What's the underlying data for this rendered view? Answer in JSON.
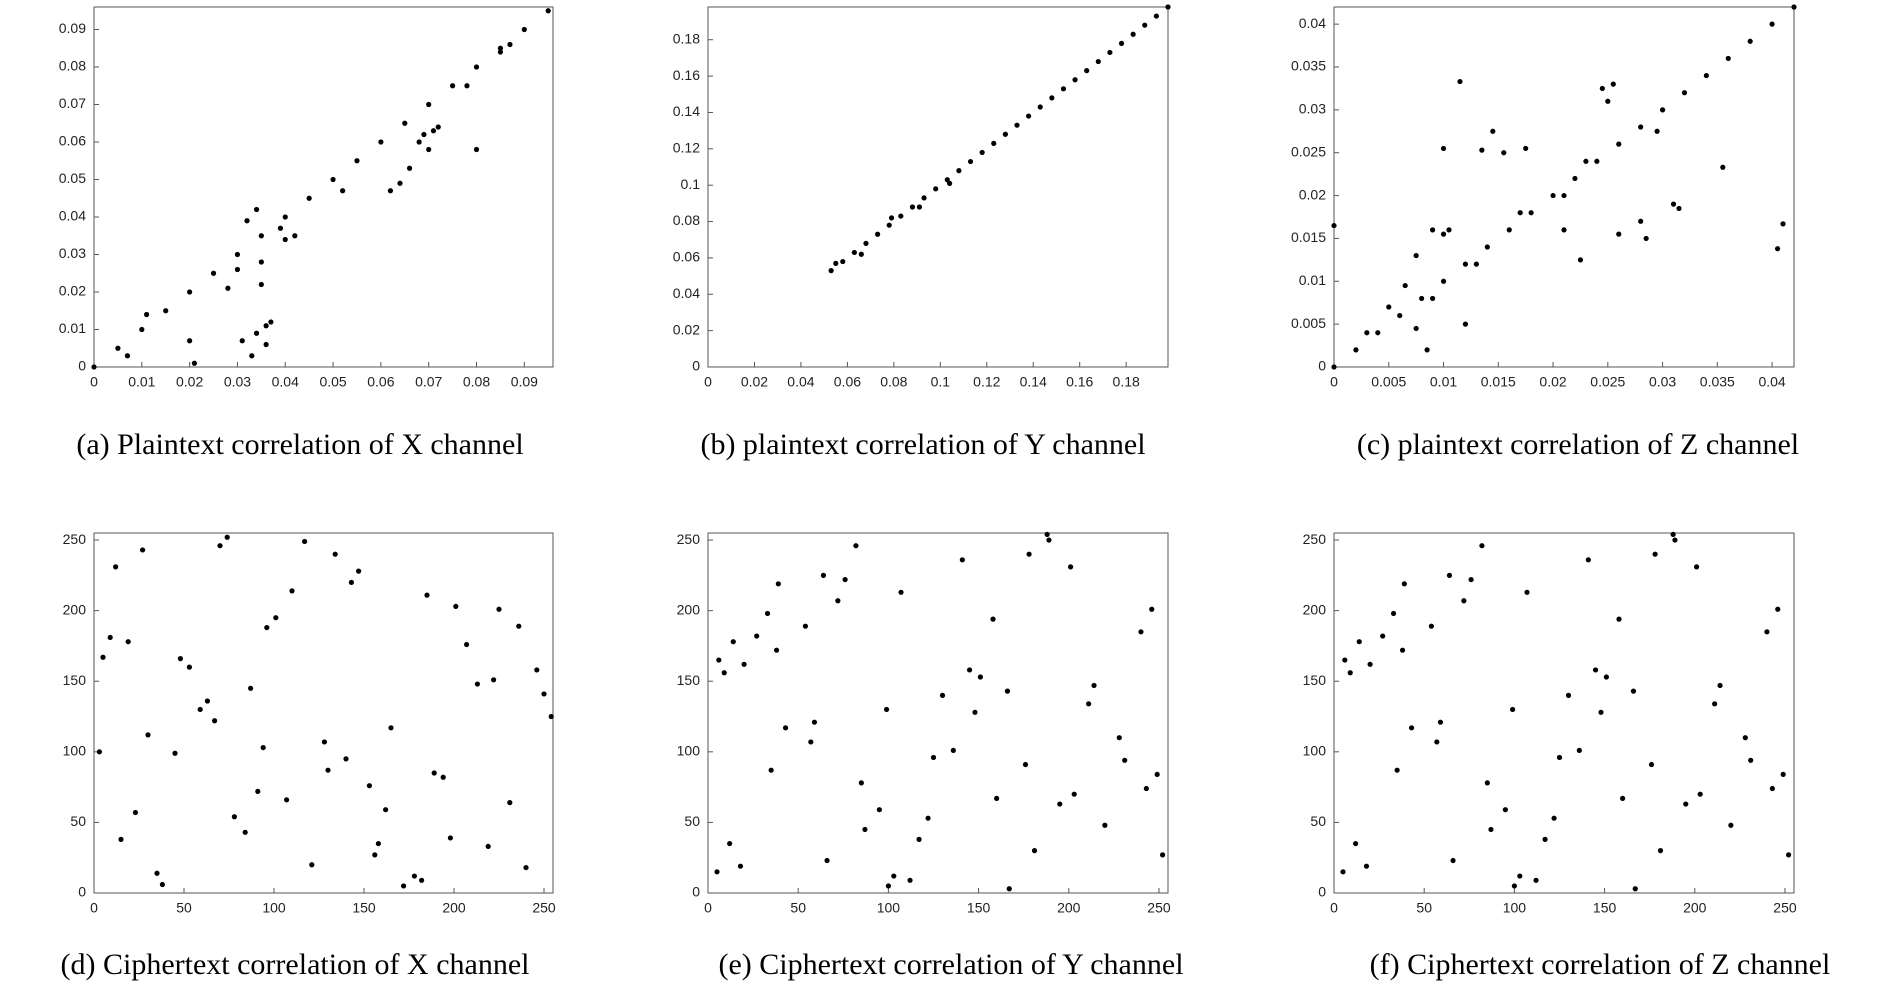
{
  "chart_data": [
    {
      "type": "scatter",
      "title": "(a) Plaintext correlation of X channel",
      "color": "#000000",
      "xlim": [
        0,
        0.096
      ],
      "ylim": [
        0,
        0.096
      ],
      "xticks": [
        0,
        0.01,
        0.02,
        0.03,
        0.04,
        0.05,
        0.06,
        0.07,
        0.08,
        0.09
      ],
      "yticks": [
        0,
        0.01,
        0.02,
        0.03,
        0.04,
        0.05,
        0.06,
        0.07,
        0.08,
        0.09
      ],
      "x": [
        0,
        0.005,
        0.01,
        0.015,
        0.02,
        0.025,
        0.03,
        0.035,
        0.04,
        0.045,
        0.05,
        0.055,
        0.06,
        0.065,
        0.07,
        0.075,
        0.08,
        0.085,
        0.09,
        0.095,
        0.007,
        0.011,
        0.02,
        0.021,
        0.028,
        0.03,
        0.031,
        0.032,
        0.033,
        0.034,
        0.034,
        0.035,
        0.036,
        0.037,
        0.035,
        0.036,
        0.039,
        0.04,
        0.042,
        0.052,
        0.062,
        0.064,
        0.066,
        0.068,
        0.069,
        0.07,
        0.071,
        0.072,
        0.078,
        0.08,
        0.085,
        0.087
      ],
      "values": [
        0,
        0.005,
        0.01,
        0.015,
        0.02,
        0.025,
        0.03,
        0.035,
        0.04,
        0.045,
        0.05,
        0.055,
        0.06,
        0.065,
        0.07,
        0.075,
        0.08,
        0.085,
        0.09,
        0.095,
        0.003,
        0.014,
        0.007,
        0.001,
        0.021,
        0.026,
        0.007,
        0.039,
        0.003,
        0.042,
        0.009,
        0.022,
        0.011,
        0.012,
        0.028,
        0.006,
        0.037,
        0.034,
        0.035,
        0.047,
        0.047,
        0.049,
        0.053,
        0.06,
        0.062,
        0.058,
        0.063,
        0.064,
        0.075,
        0.058,
        0.084,
        0.086
      ]
    },
    {
      "type": "scatter",
      "title": "(b) plaintext correlation of Y channel",
      "color": "#000000",
      "xlim": [
        0,
        0.198
      ],
      "ylim": [
        0,
        0.198
      ],
      "xticks": [
        0,
        0.02,
        0.04,
        0.06,
        0.08,
        0.1,
        0.12,
        0.14,
        0.16,
        0.18
      ],
      "yticks": [
        0,
        0.02,
        0.04,
        0.06,
        0.08,
        0.1,
        0.12,
        0.14,
        0.16,
        0.18
      ],
      "x": [
        0.053,
        0.058,
        0.063,
        0.068,
        0.073,
        0.078,
        0.083,
        0.088,
        0.093,
        0.098,
        0.103,
        0.108,
        0.113,
        0.118,
        0.123,
        0.128,
        0.133,
        0.138,
        0.143,
        0.148,
        0.153,
        0.158,
        0.163,
        0.168,
        0.173,
        0.178,
        0.183,
        0.188,
        0.193,
        0.198,
        0.055,
        0.066,
        0.079,
        0.091,
        0.104
      ],
      "values": [
        0.053,
        0.058,
        0.063,
        0.068,
        0.073,
        0.078,
        0.083,
        0.088,
        0.093,
        0.098,
        0.103,
        0.108,
        0.113,
        0.118,
        0.123,
        0.128,
        0.133,
        0.138,
        0.143,
        0.148,
        0.153,
        0.158,
        0.163,
        0.168,
        0.173,
        0.178,
        0.183,
        0.188,
        0.193,
        0.198,
        0.057,
        0.062,
        0.082,
        0.088,
        0.101
      ]
    },
    {
      "type": "scatter",
      "title": "(c) plaintext correlation of Z channel",
      "color": "#000000",
      "xlim": [
        0,
        0.042
      ],
      "ylim": [
        0,
        0.042
      ],
      "xticks": [
        0,
        0.005,
        0.01,
        0.015,
        0.02,
        0.025,
        0.03,
        0.035,
        0.04
      ],
      "yticks": [
        0,
        0.005,
        0.01,
        0.015,
        0.02,
        0.025,
        0.03,
        0.035,
        0.04
      ],
      "x": [
        0,
        0.002,
        0.004,
        0.006,
        0.008,
        0.01,
        0.012,
        0.014,
        0.016,
        0.018,
        0.02,
        0.022,
        0.024,
        0.026,
        0.028,
        0.03,
        0.032,
        0.034,
        0.036,
        0.038,
        0.04,
        0.042,
        0.003,
        0.005,
        0.009,
        0.013,
        0.017,
        0.021,
        0.023,
        0.0115,
        0.01,
        0.0135,
        0.0145,
        0.0155,
        0.0175,
        0.0245,
        0.025,
        0.0255,
        0.0295,
        0.0355,
        0.0405,
        0.041,
        0.0,
        0.0085,
        0.0065,
        0.0075,
        0.009,
        0.01,
        0.0105,
        0.012,
        0.0225,
        0.026,
        0.028,
        0.031,
        0.0315,
        0.0285,
        0.021,
        0.0075
      ],
      "values": [
        0,
        0.002,
        0.004,
        0.006,
        0.008,
        0.01,
        0.012,
        0.014,
        0.016,
        0.018,
        0.02,
        0.022,
        0.024,
        0.026,
        0.028,
        0.03,
        0.032,
        0.034,
        0.036,
        0.038,
        0.04,
        0.042,
        0.004,
        0.007,
        0.008,
        0.012,
        0.018,
        0.02,
        0.024,
        0.0333,
        0.0255,
        0.0253,
        0.0275,
        0.025,
        0.0255,
        0.0325,
        0.031,
        0.033,
        0.0275,
        0.0233,
        0.0138,
        0.0167,
        0.0165,
        0.002,
        0.0095,
        0.013,
        0.016,
        0.0155,
        0.016,
        0.005,
        0.0125,
        0.0155,
        0.017,
        0.019,
        0.0185,
        0.015,
        0.016,
        0.0045
      ]
    },
    {
      "type": "scatter",
      "title": "(d) Ciphertext correlation of X channel",
      "color": "#000000",
      "xlim": [
        0,
        255
      ],
      "ylim": [
        0,
        255
      ],
      "xticks": [
        0,
        50,
        100,
        150,
        200,
        250
      ],
      "yticks": [
        0,
        50,
        100,
        150,
        200,
        250
      ],
      "x": [
        12,
        240,
        87,
        153,
        201,
        45,
        178,
        96,
        23,
        134,
        67,
        219,
        5,
        110,
        189,
        250,
        38,
        162,
        74,
        128,
        207,
        15,
        143,
        59,
        231,
        101,
        182,
        30,
        246,
        84,
        117,
        194,
        9,
        156,
        63,
        225,
        140,
        48,
        172,
        91,
        213,
        27,
        121,
        165,
        236,
        78,
        147,
        3,
        198,
        53,
        185,
        107,
        254,
        35,
        130,
        70,
        222,
        158,
        19,
        94
      ],
      "values": [
        231,
        18,
        145,
        76,
        203,
        99,
        12,
        188,
        57,
        240,
        122,
        33,
        167,
        214,
        85,
        141,
        6,
        59,
        252,
        107,
        176,
        38,
        220,
        130,
        64,
        195,
        9,
        112,
        158,
        43,
        249,
        82,
        181,
        27,
        136,
        201,
        95,
        166,
        5,
        72,
        148,
        243,
        20,
        117,
        189,
        54,
        228,
        100,
        39,
        160,
        211,
        66,
        125,
        14,
        87,
        246,
        151,
        35,
        178,
        103
      ]
    },
    {
      "type": "scatter",
      "title": "(e) Ciphertext correlation of Y channel",
      "color": "#000000",
      "xlim": [
        0,
        255
      ],
      "ylim": [
        0,
        255
      ],
      "xticks": [
        0,
        50,
        100,
        150,
        200,
        250
      ],
      "yticks": [
        0,
        50,
        100,
        150,
        200,
        250
      ],
      "x": [
        231,
        18,
        145,
        76,
        203,
        99,
        12,
        188,
        57,
        240,
        122,
        33,
        167,
        214,
        85,
        141,
        6,
        59,
        252,
        107,
        176,
        38,
        220,
        130,
        64,
        195,
        9,
        112,
        158,
        43,
        249,
        82,
        181,
        27,
        136,
        201,
        95,
        166,
        5,
        72,
        148,
        243,
        20,
        117,
        189,
        54,
        228,
        100,
        39,
        160,
        211,
        66,
        125,
        14,
        87,
        246,
        151,
        35,
        178,
        103
      ],
      "values": [
        94,
        19,
        158,
        222,
        70,
        130,
        35,
        254,
        107,
        185,
        53,
        198,
        3,
        147,
        78,
        236,
        165,
        121,
        27,
        213,
        91,
        172,
        48,
        140,
        225,
        63,
        156,
        9,
        194,
        117,
        84,
        246,
        30,
        182,
        101,
        231,
        59,
        143,
        15,
        207,
        128,
        74,
        162,
        38,
        250,
        189,
        110,
        5,
        219,
        67,
        134,
        23,
        96,
        178,
        45,
        201,
        153,
        87,
        240,
        12
      ]
    },
    {
      "type": "scatter",
      "title": "(f) Ciphertext correlation of Z channel",
      "color": "#000000",
      "xlim": [
        0,
        255
      ],
      "ylim": [
        0,
        255
      ],
      "xticks": [
        0,
        50,
        100,
        150,
        200,
        250
      ],
      "yticks": [
        0,
        50,
        100,
        150,
        200,
        250
      ],
      "x": [
        103,
        178,
        35,
        151,
        246,
        87,
        14,
        125,
        66,
        211,
        160,
        39,
        100,
        228,
        54,
        189,
        117,
        20,
        243,
        148,
        72,
        5,
        166,
        95,
        201,
        136,
        27,
        181,
        82,
        249,
        43,
        158,
        112,
        9,
        195,
        64,
        130,
        220,
        38,
        176,
        107,
        252,
        59,
        6,
        141,
        85,
        214,
        167,
        33,
        122,
        240,
        57,
        188,
        12,
        99,
        203,
        76,
        145,
        18,
        231
      ],
      "values": [
        12,
        240,
        87,
        153,
        201,
        45,
        178,
        96,
        23,
        134,
        67,
        219,
        5,
        110,
        189,
        250,
        38,
        162,
        74,
        128,
        207,
        15,
        143,
        59,
        231,
        101,
        182,
        30,
        246,
        84,
        117,
        194,
        9,
        156,
        63,
        225,
        140,
        48,
        172,
        91,
        213,
        27,
        121,
        165,
        236,
        78,
        147,
        3,
        198,
        53,
        185,
        107,
        254,
        35,
        130,
        70,
        222,
        158,
        19,
        94
      ]
    }
  ]
}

== Task objective ==
Count all lines of the data that include "channel". The answer is the number alone.

== Exercise response ==
6